# Records excerpted from a collection
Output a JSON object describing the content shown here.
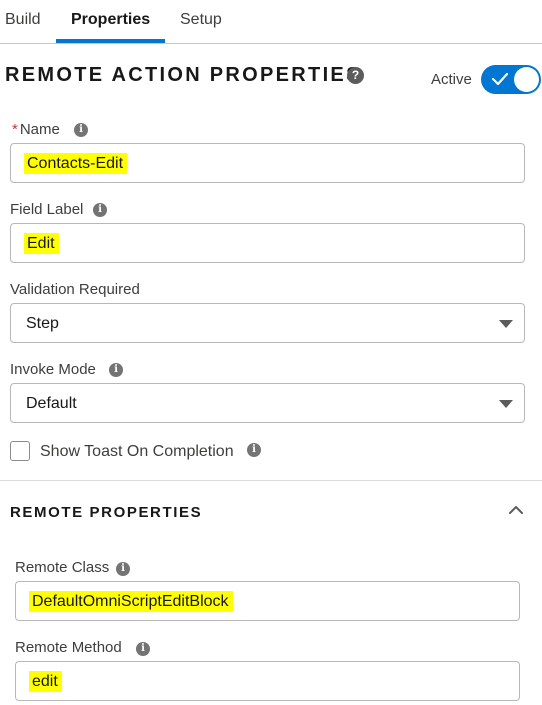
{
  "tabs": [
    {
      "label": "Build"
    },
    {
      "label": "Properties",
      "active": true
    },
    {
      "label": "Setup"
    }
  ],
  "header": {
    "title": "REMOTE ACTION PROPERTIES",
    "help_glyph": "?",
    "active_label": "Active",
    "active_on": true
  },
  "info_glyph": "i",
  "fields": {
    "name": {
      "required_mark": "*",
      "label": "Name",
      "value": "Contacts-Edit"
    },
    "field_label": {
      "label": "Field Label",
      "value": "Edit"
    },
    "validation_required": {
      "label": "Validation Required",
      "value": "Step"
    },
    "invoke_mode": {
      "label": "Invoke Mode",
      "value": "Default"
    },
    "show_toast": {
      "label": "Show Toast On Completion",
      "checked": false
    }
  },
  "remote_properties": {
    "title": "REMOTE PROPERTIES",
    "expanded": true,
    "remote_class": {
      "label": "Remote Class",
      "value": "DefaultOmniScriptEditBlock"
    },
    "remote_method": {
      "label": "Remote Method",
      "value": "edit"
    }
  },
  "colors": {
    "accent": "#0176d3",
    "highlight": "#ffff00",
    "required": "#c23934"
  },
  "icons": {
    "help": "help-icon",
    "info": "info-icon",
    "toggle_check": "check-icon",
    "dropdown": "chevron-down-icon",
    "collapse": "chevron-up-icon"
  }
}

# To be done
Each entry above is to be written out again unchanged, apart from the pictures, which are left out.

# Output of the task
Output a JSON object describing the content shown here.
{
  "tabs": [
    {
      "label": "Build"
    },
    {
      "label": "Properties",
      "active": true
    },
    {
      "label": "Setup"
    }
  ],
  "header": {
    "title": "REMOTE ACTION PROPERTIES",
    "help_glyph": "?",
    "active_label": "Active",
    "active_on": true
  },
  "info_glyph": "i",
  "fields": {
    "name": {
      "required_mark": "*",
      "label": "Name",
      "value": "Contacts-Edit"
    },
    "field_label": {
      "label": "Field Label",
      "value": "Edit"
    },
    "validation_required": {
      "label": "Validation Required",
      "value": "Step"
    },
    "invoke_mode": {
      "label": "Invoke Mode",
      "value": "Default"
    },
    "show_toast": {
      "label": "Show Toast On Completion",
      "checked": false
    }
  },
  "remote_properties": {
    "title": "REMOTE PROPERTIES",
    "expanded": true,
    "remote_class": {
      "label": "Remote Class",
      "value": "DefaultOmniScriptEditBlock"
    },
    "remote_method": {
      "label": "Remote Method",
      "value": "edit"
    }
  },
  "colors": {
    "accent": "#0176d3",
    "highlight": "#ffff00",
    "required": "#c23934"
  },
  "icons": {
    "help": "help-icon",
    "info": "info-icon",
    "toggle_check": "check-icon",
    "dropdown": "chevron-down-icon",
    "collapse": "chevron-up-icon"
  }
}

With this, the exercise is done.